(Supplied material):
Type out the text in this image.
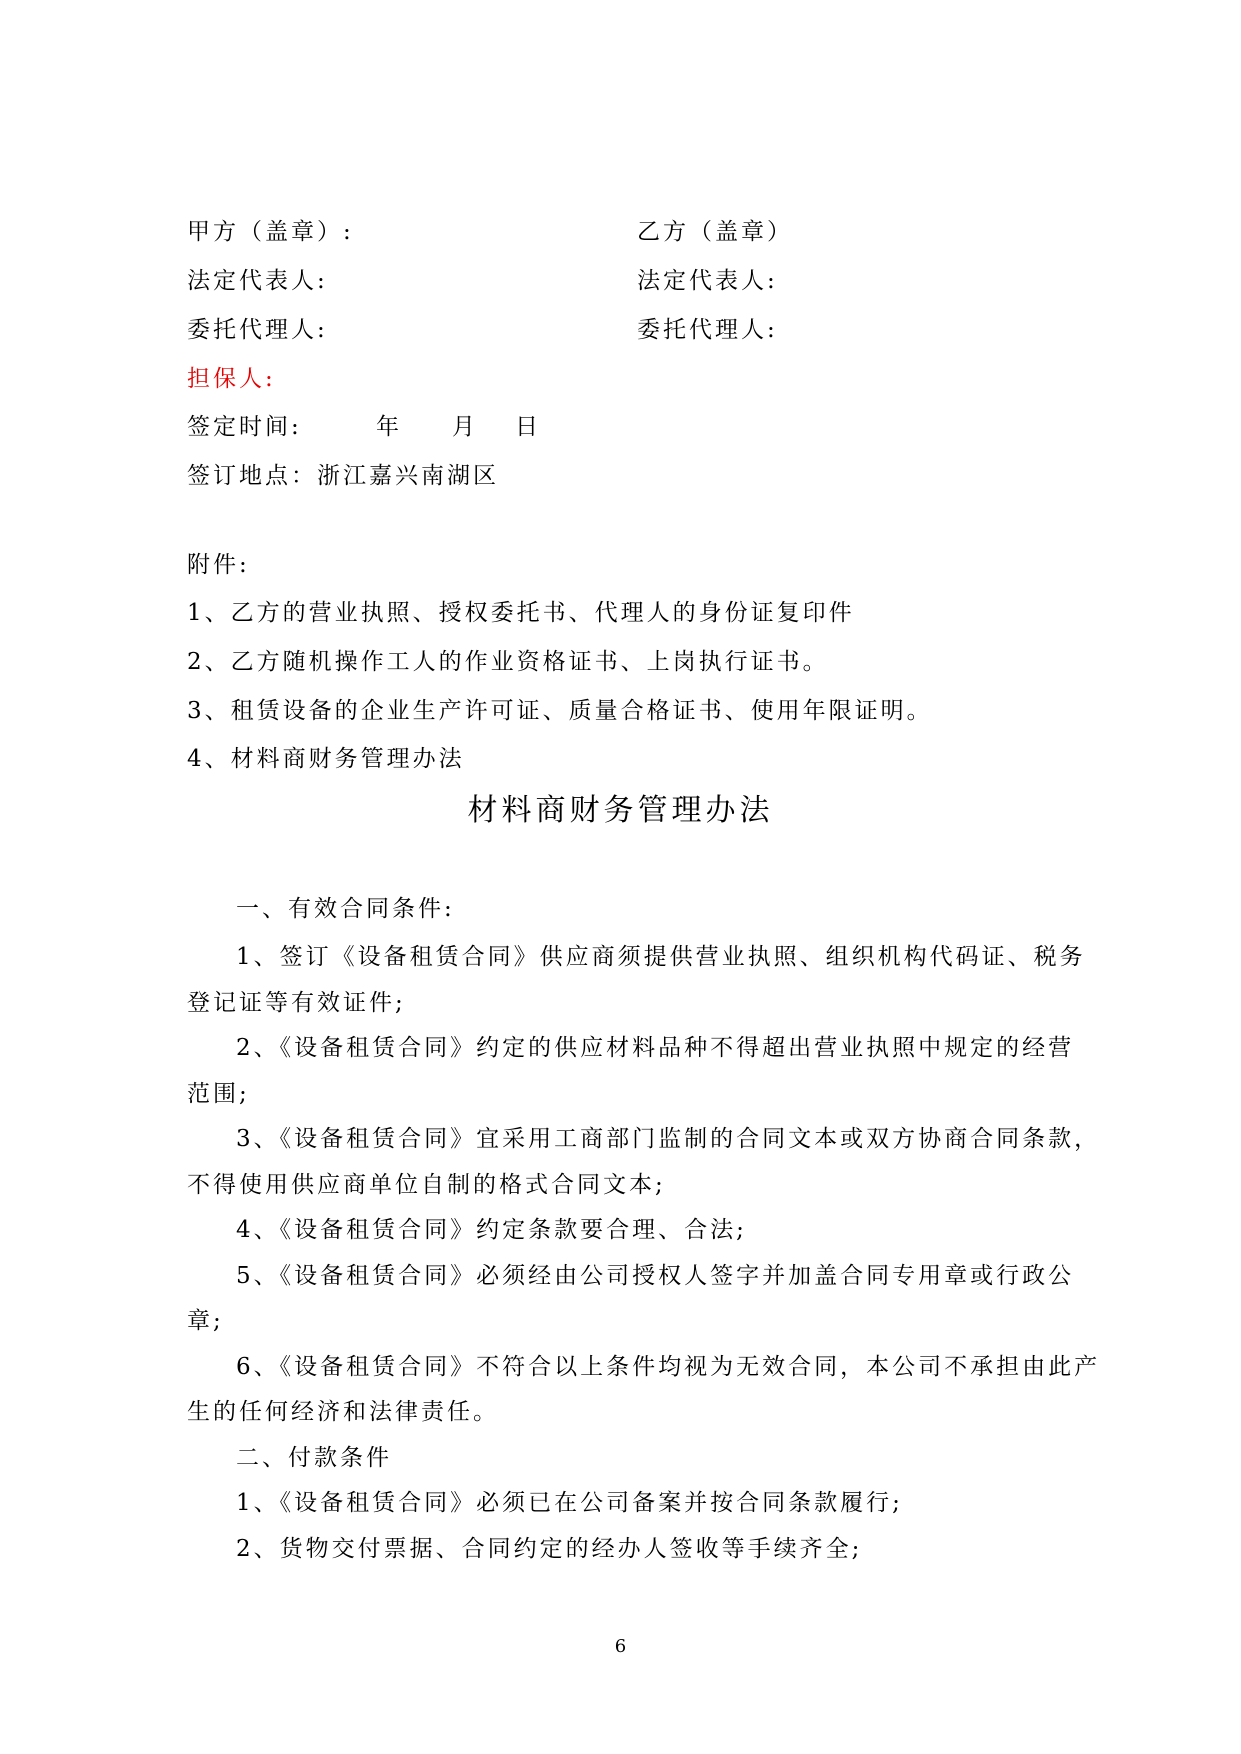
甲方（盖章）:	乙方（盖章）
法定代表人:	法定代表人:
委托代理人:	委托代理人:
担保人:
签定时间:	年 月 日
签订地点：浙江嘉兴南湖区
附件:
1、乙方的营业执照、授权委托书、代理人的身份证复印件
2、乙方随机操作工人的作业资格证书、上岗执行证书。
3、租赁设备的企业生产许可证、质量合格证书、使用年限证明。
4、材料商财务管理办法
材料商财务管理办法
一、有效合同条件:
1、签订《设备租赁合同》供应商须提供营业执照、组织机构代码证、税务
登记证等有效证件;
2、《设备租赁合同》约定的供应材料品种不得超出营业执照中规定的经营
范围;
3、《设备租赁合同》宜采用工商部门监制的合同文本或双方协商合同条款，
不得使用供应商单位自制的格式合同文本;
4、《设备租赁合同》约定条款要合理、合法;
5、《设备租赁合同》必须经由公司授权人签字并加盖合同专用章或行政公
章;
6、《设备租赁合同》不符合以上条件均视为无效合同，本公司不承担由此产
生的任何经济和法律责任。
二、付款条件
1、《设备租赁合同》必须已在公司备案并按合同条款履行;
2、货物交付票据、合同约定的经办人签收等手续齐全;
6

(What to do): Reproduce each entry verbatim, excluding any embedded images.

(Result of this task):
Type out the text in this image.
甲方（盖章）:	乙方（盖章）
法定代表人:	法定代表人:
委托代理人:	委托代理人:
担保人:
签定时间:	年 月 日
签订地点：浙江嘉兴南湖区
附件:
1、乙方的营业执照、授权委托书、代理人的身份证复印件
2、乙方随机操作工人的作业资格证书、上岗执行证书。
3、租赁设备的企业生产许可证、质量合格证书、使用年限证明。
4、材料商财务管理办法
材料商财务管理办法
一、有效合同条件:
1、签订《设备租赁合同》供应商须提供营业执照、组织机构代码证、税务
登记证等有效证件;
2、《设备租赁合同》约定的供应材料品种不得超出营业执照中规定的经营
范围;
3、《设备租赁合同》宜采用工商部门监制的合同文本或双方协商合同条款，
不得使用供应商单位自制的格式合同文本;
4、《设备租赁合同》约定条款要合理、合法;
5、《设备租赁合同》必须经由公司授权人签字并加盖合同专用章或行政公
章;
6、《设备租赁合同》不符合以上条件均视为无效合同，本公司不承担由此产
生的任何经济和法律责任。
二、付款条件
1、《设备租赁合同》必须已在公司备案并按合同条款履行;
2、货物交付票据、合同约定的经办人签收等手续齐全;
6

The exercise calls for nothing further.